'''

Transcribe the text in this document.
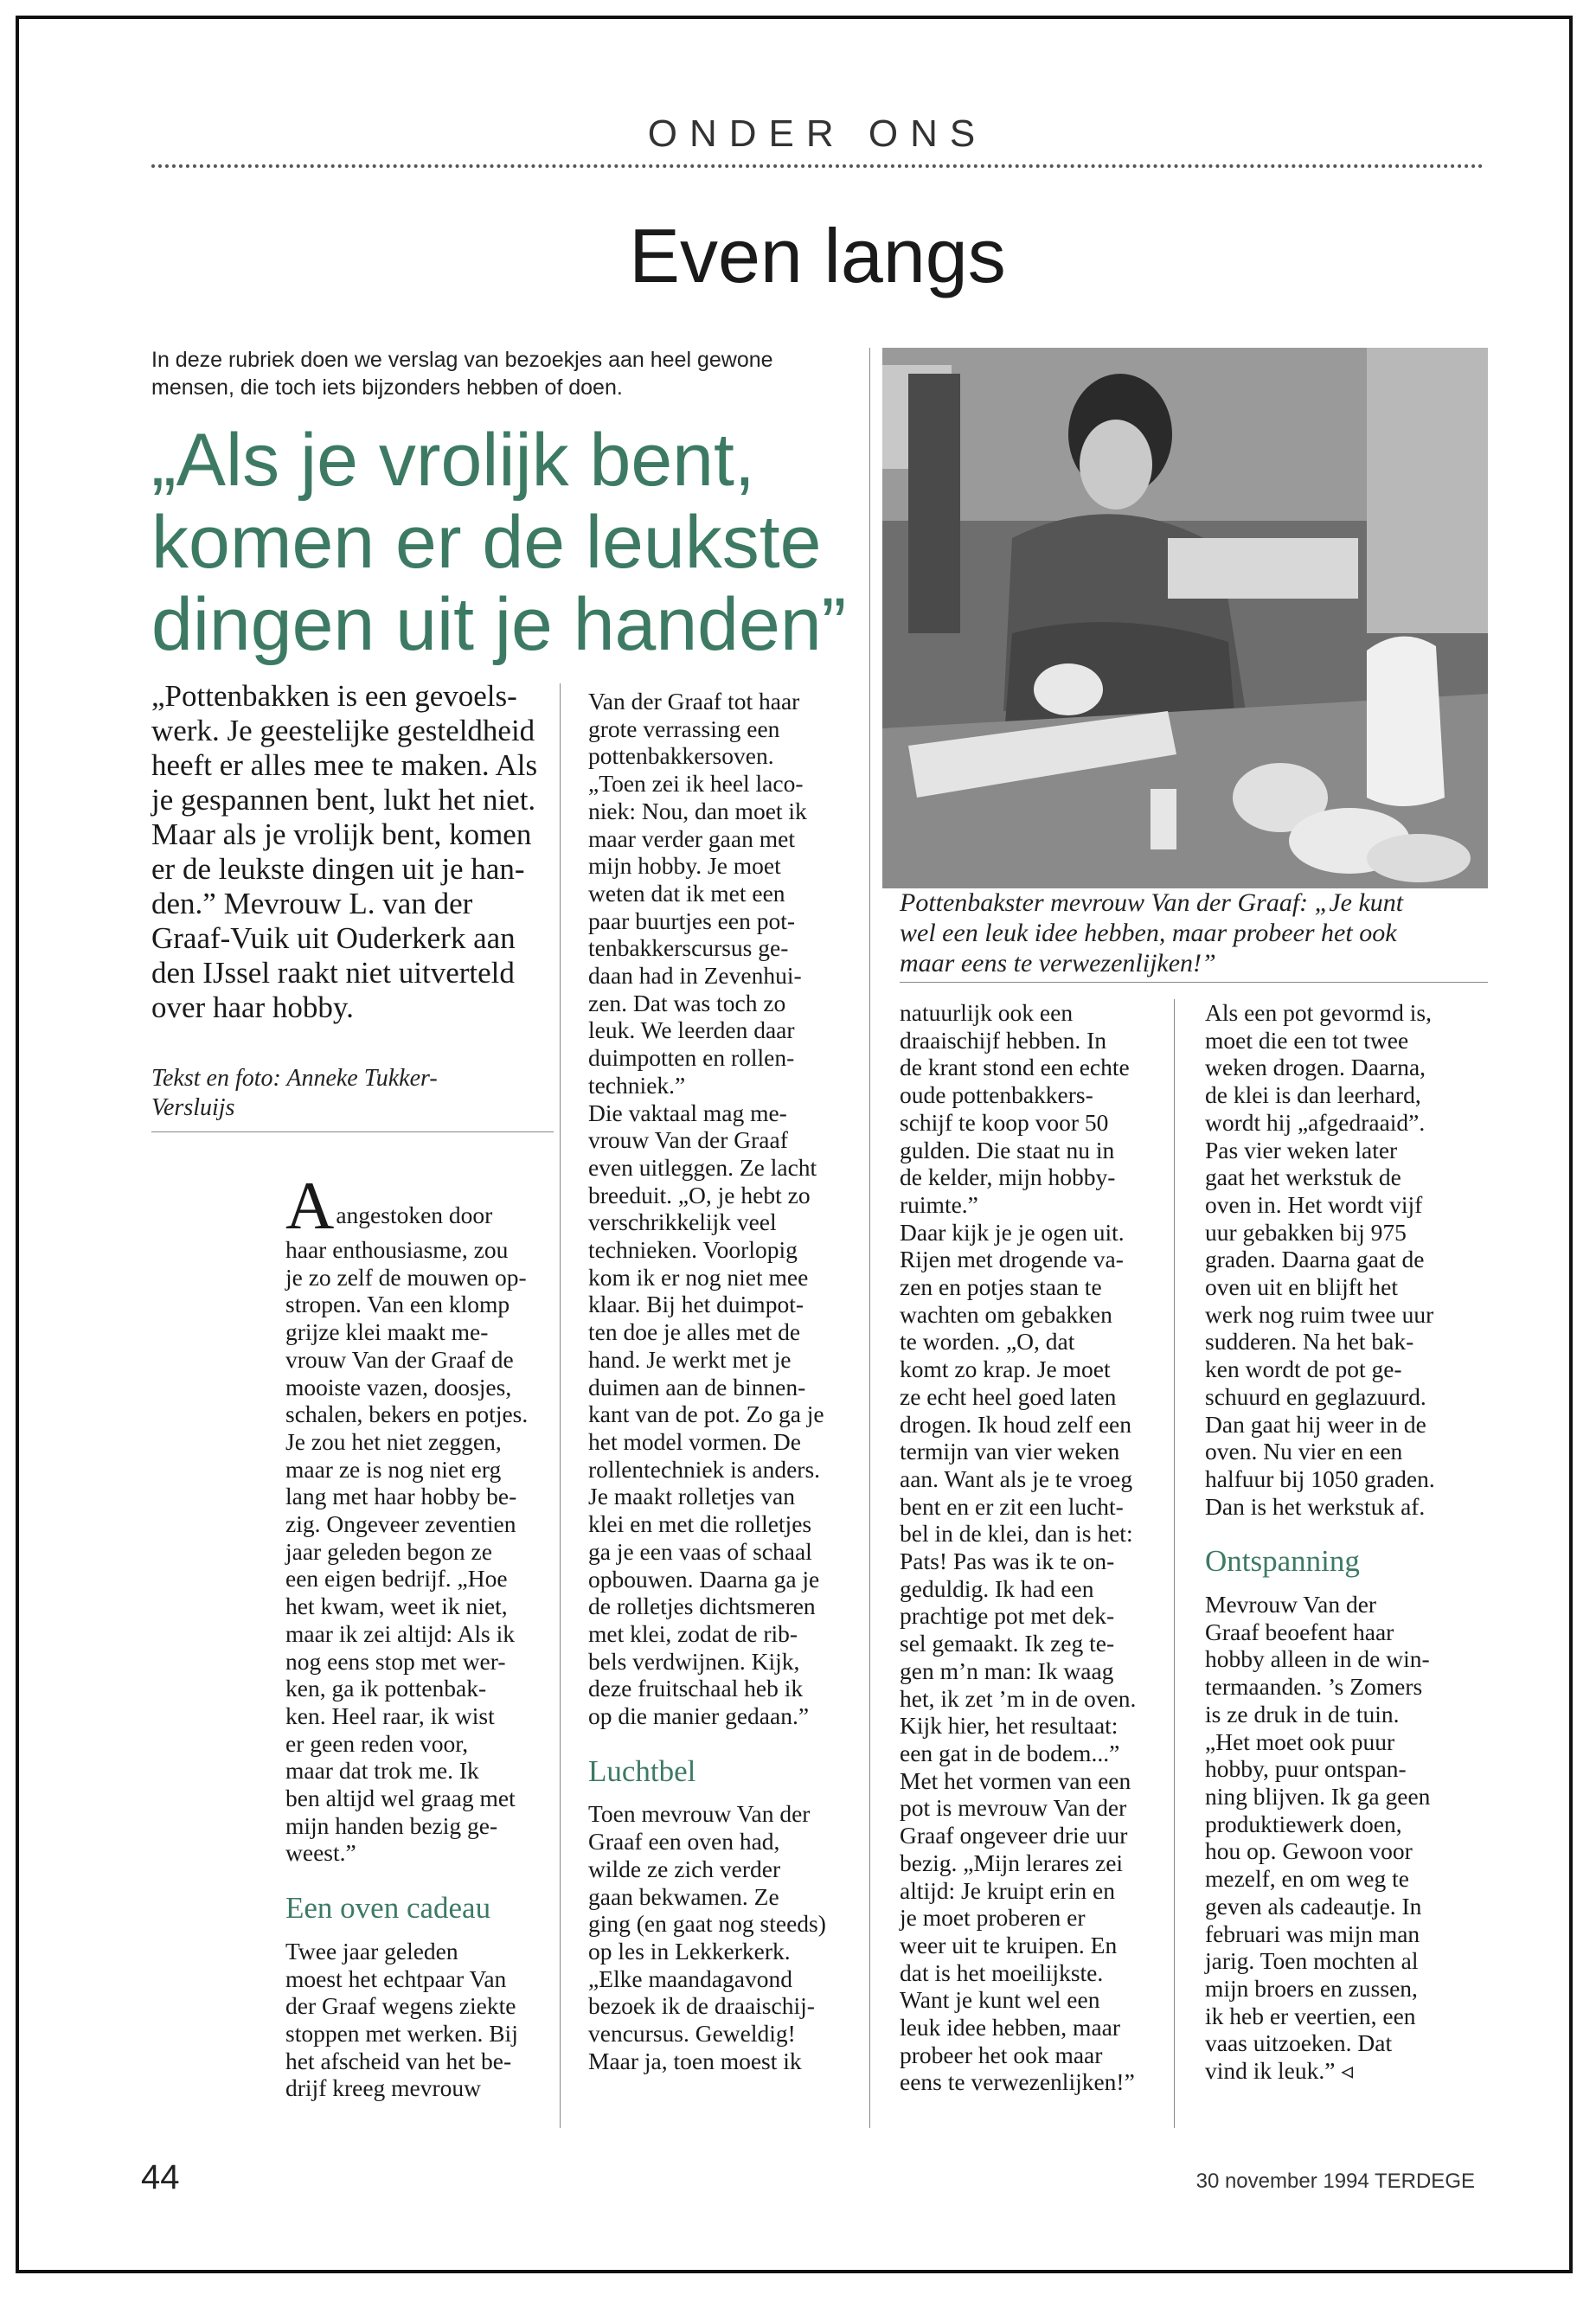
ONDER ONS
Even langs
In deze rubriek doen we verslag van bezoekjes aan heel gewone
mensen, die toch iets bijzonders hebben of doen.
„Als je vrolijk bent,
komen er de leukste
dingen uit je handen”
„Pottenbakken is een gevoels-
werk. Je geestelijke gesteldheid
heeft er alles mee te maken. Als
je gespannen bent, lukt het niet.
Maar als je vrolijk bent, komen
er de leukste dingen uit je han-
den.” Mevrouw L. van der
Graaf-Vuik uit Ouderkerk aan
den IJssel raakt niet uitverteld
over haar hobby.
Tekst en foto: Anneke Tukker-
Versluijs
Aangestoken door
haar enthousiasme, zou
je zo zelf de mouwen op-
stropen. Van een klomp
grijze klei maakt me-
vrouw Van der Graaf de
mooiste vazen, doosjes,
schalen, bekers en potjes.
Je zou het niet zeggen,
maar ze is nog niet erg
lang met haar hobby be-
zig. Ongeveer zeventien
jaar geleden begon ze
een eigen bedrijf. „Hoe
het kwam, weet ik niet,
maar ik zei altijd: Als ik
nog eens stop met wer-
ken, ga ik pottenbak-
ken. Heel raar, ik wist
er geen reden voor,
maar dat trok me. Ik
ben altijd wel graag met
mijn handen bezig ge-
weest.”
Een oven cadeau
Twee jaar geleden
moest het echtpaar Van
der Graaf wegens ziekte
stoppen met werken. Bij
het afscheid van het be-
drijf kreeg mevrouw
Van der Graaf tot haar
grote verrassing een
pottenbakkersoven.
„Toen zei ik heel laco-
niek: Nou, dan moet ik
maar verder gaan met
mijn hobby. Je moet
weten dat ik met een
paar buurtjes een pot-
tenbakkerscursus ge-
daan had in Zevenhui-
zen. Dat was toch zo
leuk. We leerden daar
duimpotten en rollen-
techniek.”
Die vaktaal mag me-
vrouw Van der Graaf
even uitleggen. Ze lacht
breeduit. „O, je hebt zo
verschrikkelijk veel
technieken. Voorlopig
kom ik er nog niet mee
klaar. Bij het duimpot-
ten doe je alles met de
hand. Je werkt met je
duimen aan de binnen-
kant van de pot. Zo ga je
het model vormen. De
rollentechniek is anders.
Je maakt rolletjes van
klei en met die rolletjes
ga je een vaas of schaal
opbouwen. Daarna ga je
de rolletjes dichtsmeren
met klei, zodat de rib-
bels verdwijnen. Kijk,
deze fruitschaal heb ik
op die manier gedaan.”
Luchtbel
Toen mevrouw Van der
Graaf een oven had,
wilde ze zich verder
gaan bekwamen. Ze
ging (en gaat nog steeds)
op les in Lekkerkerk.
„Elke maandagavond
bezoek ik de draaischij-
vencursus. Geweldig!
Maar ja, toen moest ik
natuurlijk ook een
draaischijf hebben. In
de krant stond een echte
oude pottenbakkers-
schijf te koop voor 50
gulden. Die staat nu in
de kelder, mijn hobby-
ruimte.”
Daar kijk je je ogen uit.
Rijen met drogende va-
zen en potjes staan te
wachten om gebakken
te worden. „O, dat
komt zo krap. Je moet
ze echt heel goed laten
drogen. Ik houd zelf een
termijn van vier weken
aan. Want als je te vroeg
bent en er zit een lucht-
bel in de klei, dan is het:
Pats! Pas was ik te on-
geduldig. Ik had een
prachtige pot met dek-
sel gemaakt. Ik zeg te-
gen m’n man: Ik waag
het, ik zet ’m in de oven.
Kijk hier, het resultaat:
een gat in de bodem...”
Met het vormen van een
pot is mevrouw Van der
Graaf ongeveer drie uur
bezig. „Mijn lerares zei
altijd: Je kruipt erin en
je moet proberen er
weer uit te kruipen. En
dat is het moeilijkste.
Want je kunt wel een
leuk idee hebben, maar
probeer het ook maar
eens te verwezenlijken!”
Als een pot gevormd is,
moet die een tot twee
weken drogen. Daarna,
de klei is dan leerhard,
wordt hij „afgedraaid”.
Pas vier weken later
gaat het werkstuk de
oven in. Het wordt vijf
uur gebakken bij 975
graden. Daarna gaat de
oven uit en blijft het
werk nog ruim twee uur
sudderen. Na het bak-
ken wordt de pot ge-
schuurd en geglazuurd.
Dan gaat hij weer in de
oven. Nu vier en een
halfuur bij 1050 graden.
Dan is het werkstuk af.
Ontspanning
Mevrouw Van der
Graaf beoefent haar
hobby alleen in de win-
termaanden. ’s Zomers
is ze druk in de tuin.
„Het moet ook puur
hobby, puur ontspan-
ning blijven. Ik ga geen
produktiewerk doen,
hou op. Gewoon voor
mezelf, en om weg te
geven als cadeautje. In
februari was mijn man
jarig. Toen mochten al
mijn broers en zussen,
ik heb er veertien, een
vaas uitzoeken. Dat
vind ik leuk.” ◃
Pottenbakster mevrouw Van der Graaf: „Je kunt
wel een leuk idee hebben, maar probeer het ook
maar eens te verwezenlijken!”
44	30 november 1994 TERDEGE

'''

■ **What needs to be done**
Copy the material above in full and exactly, skipping pictures.

■ **Task output**
Transcribe the text in this document.
ONDER ONS
Even langs
In deze rubriek doen we verslag van bezoekjes aan heel gewone
mensen, die toch iets bijzonders hebben of doen.
„Als je vrolijk bent,
komen er de leukste
dingen uit je handen”
„Pottenbakken is een gevoels-
werk. Je geestelijke gesteldheid
heeft er alles mee te maken. Als
je gespannen bent, lukt het niet.
Maar als je vrolijk bent, komen
er de leukste dingen uit je han-
den.” Mevrouw L. van der
Graaf-Vuik uit Ouderkerk aan
den IJssel raakt niet uitverteld
over haar hobby.
Tekst en foto: Anneke Tukker-
Versluijs
Aangestoken door
haar enthousiasme, zou
je zo zelf de mouwen op-
stropen. Van een klomp
grijze klei maakt me-
vrouw Van der Graaf de
mooiste vazen, doosjes,
schalen, bekers en potjes.
Je zou het niet zeggen,
maar ze is nog niet erg
lang met haar hobby be-
zig. Ongeveer zeventien
jaar geleden begon ze
een eigen bedrijf. „Hoe
het kwam, weet ik niet,
maar ik zei altijd: Als ik
nog eens stop met wer-
ken, ga ik pottenbak-
ken. Heel raar, ik wist
er geen reden voor,
maar dat trok me. Ik
ben altijd wel graag met
mijn handen bezig ge-
weest.”
Een oven cadeau
Twee jaar geleden
moest het echtpaar Van
der Graaf wegens ziekte
stoppen met werken. Bij
het afscheid van het be-
drijf kreeg mevrouw
Van der Graaf tot haar
grote verrassing een
pottenbakkersoven.
„Toen zei ik heel laco-
niek: Nou, dan moet ik
maar verder gaan met
mijn hobby. Je moet
weten dat ik met een
paar buurtjes een pot-
tenbakkerscursus ge-
daan had in Zevenhui-
zen. Dat was toch zo
leuk. We leerden daar
duimpotten en rollen-
techniek.”
Die vaktaal mag me-
vrouw Van der Graaf
even uitleggen. Ze lacht
breeduit. „O, je hebt zo
verschrikkelijk veel
technieken. Voorlopig
kom ik er nog niet mee
klaar. Bij het duimpot-
ten doe je alles met de
hand. Je werkt met je
duimen aan de binnen-
kant van de pot. Zo ga je
het model vormen. De
rollentechniek is anders.
Je maakt rolletjes van
klei en met die rolletjes
ga je een vaas of schaal
opbouwen. Daarna ga je
de rolletjes dichtsmeren
met klei, zodat de rib-
bels verdwijnen. Kijk,
deze fruitschaal heb ik
op die manier gedaan.”
Luchtbel
Toen mevrouw Van der
Graaf een oven had,
wilde ze zich verder
gaan bekwamen. Ze
ging (en gaat nog steeds)
op les in Lekkerkerk.
„Elke maandagavond
bezoek ik de draaischij-
vencursus. Geweldig!
Maar ja, toen moest ik
natuurlijk ook een
draaischijf hebben. In
de krant stond een echte
oude pottenbakkers-
schijf te koop voor 50
gulden. Die staat nu in
de kelder, mijn hobby-
ruimte.”
Daar kijk je je ogen uit.
Rijen met drogende va-
zen en potjes staan te
wachten om gebakken
te worden. „O, dat
komt zo krap. Je moet
ze echt heel goed laten
drogen. Ik houd zelf een
termijn van vier weken
aan. Want als je te vroeg
bent en er zit een lucht-
bel in de klei, dan is het:
Pats! Pas was ik te on-
geduldig. Ik had een
prachtige pot met dek-
sel gemaakt. Ik zeg te-
gen m’n man: Ik waag
het, ik zet ’m in de oven.
Kijk hier, het resultaat:
een gat in de bodem...”
Met het vormen van een
pot is mevrouw Van der
Graaf ongeveer drie uur
bezig. „Mijn lerares zei
altijd: Je kruipt erin en
je moet proberen er
weer uit te kruipen. En
dat is het moeilijkste.
Want je kunt wel een
leuk idee hebben, maar
probeer het ook maar
eens te verwezenlijken!”
Als een pot gevormd is,
moet die een tot twee
weken drogen. Daarna,
de klei is dan leerhard,
wordt hij „afgedraaid”.
Pas vier weken later
gaat het werkstuk de
oven in. Het wordt vijf
uur gebakken bij 975
graden. Daarna gaat de
oven uit en blijft het
werk nog ruim twee uur
sudderen. Na het bak-
ken wordt de pot ge-
schuurd en geglazuurd.
Dan gaat hij weer in de
oven. Nu vier en een
halfuur bij 1050 graden.
Dan is het werkstuk af.
Ontspanning
Mevrouw Van der
Graaf beoefent haar
hobby alleen in de win-
termaanden. ’s Zomers
is ze druk in de tuin.
„Het moet ook puur
hobby, puur ontspan-
ning blijven. Ik ga geen
produktiewerk doen,
hou op. Gewoon voor
mezelf, en om weg te
geven als cadeautje. In
februari was mijn man
jarig. Toen mochten al
mijn broers en zussen,
ik heb er veertien, een
vaas uitzoeken. Dat
vind ik leuk.” ◃
Pottenbakster mevrouw Van der Graaf: „Je kunt
wel een leuk idee hebben, maar probeer het ook
maar eens te verwezenlijken!”
44	30 november 1994 TERDEGE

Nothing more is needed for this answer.